#### [PROBLEM DETAILS]
Copy out every record below exactly as written, but leave out any pictures.

#### [MATERIAL PROVIDED]
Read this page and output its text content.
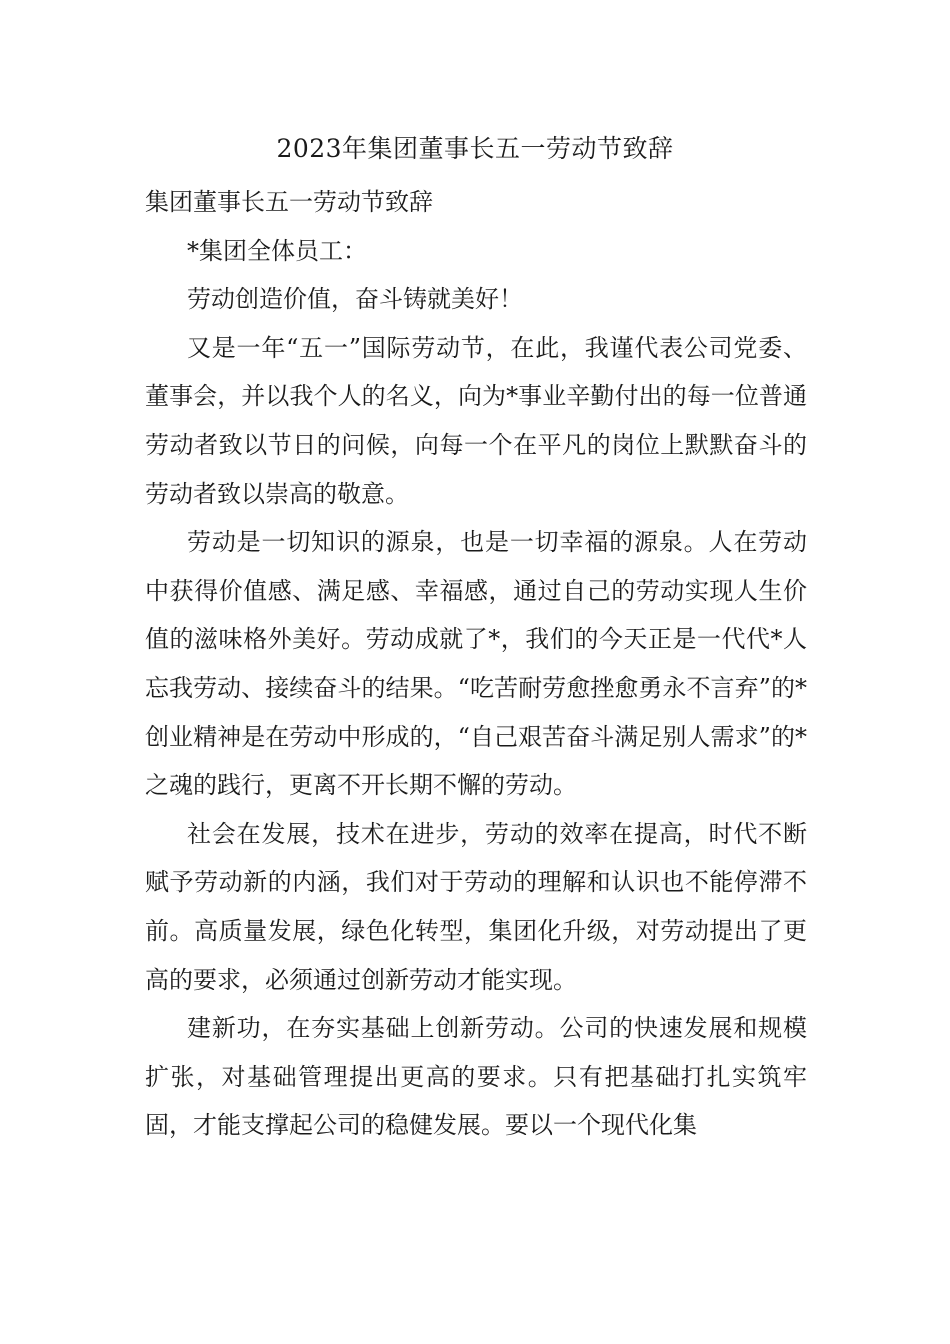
2023年集团董事长五一劳动节致辞

集团董事长五一劳动节致辞

*集团全体员工：

劳动创造价值，奋斗铸就美好！

又是一年“五一”国际劳动节，在此，我谨代表公司党委、董事会，并以我个人的名义，向为*事业辛勤付出的每一位普通劳动者致以节日的问候，向每一个在平凡的岗位上默默奋斗的劳动者致以崇高的敬意。

劳动是一切知识的源泉，也是一切幸福的源泉。人在劳动中获得价值感、满足感、幸福感，通过自己的劳动实现人生价值的滋味格外美好。劳动成就了*，我们的今天正是一代代*人忘我劳动、接续奋斗的结果。“吃苦耐劳愈挫愈勇永不言弃”的*创业精神是在劳动中形成的，“自己艰苦奋斗满足别人需求”的*之魂的践行，更离不开长期不懈的劳动。

社会在发展，技术在进步，劳动的效率在提高，时代不断赋予劳动新的内涵，我们对于劳动的理解和认识也不能停滞不前。高质量发展，绿色化转型，集团化升级，对劳动提出了更高的要求，必须通过创新劳动才能实现。

建新功，在夯实基础上创新劳动。公司的快速发展和规模扩张，对基础管理提出更高的要求。只有把基础打扎实筑牢固，才能支撑起公司的稳健发展。要以一个现代化集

#### [CORRECT RESULT]
Read this page and output its text content.
2023年集团董事长五一劳动节致辞

集团董事长五一劳动节致辞

*集团全体员工：

劳动创造价值，奋斗铸就美好！

又是一年“五一”国际劳动节，在此，我谨代表公司党委、董事会，并以我个人的名义，向为*事业辛勤付出的每一位普通劳动者致以节日的问候，向每一个在平凡的岗位上默默奋斗的劳动者致以崇高的敬意。

劳动是一切知识的源泉，也是一切幸福的源泉。人在劳动中获得价值感、满足感、幸福感，通过自己的劳动实现人生价值的滋味格外美好。劳动成就了*，我们的今天正是一代代*人忘我劳动、接续奋斗的结果。“吃苦耐劳愈挫愈勇永不言弃”的*创业精神是在劳动中形成的，“自己艰苦奋斗满足别人需求”的*之魂的践行，更离不开长期不懈的劳动。

社会在发展，技术在进步，劳动的效率在提高，时代不断赋予劳动新的内涵，我们对于劳动的理解和认识也不能停滞不前。高质量发展，绿色化转型，集团化升级，对劳动提出了更高的要求，必须通过创新劳动才能实现。

建新功，在夯实基础上创新劳动。公司的快速发展和规模扩张，对基础管理提出更高的要求。只有把基础打扎实筑牢固，才能支撑起公司的稳健发展。要以一个现代化集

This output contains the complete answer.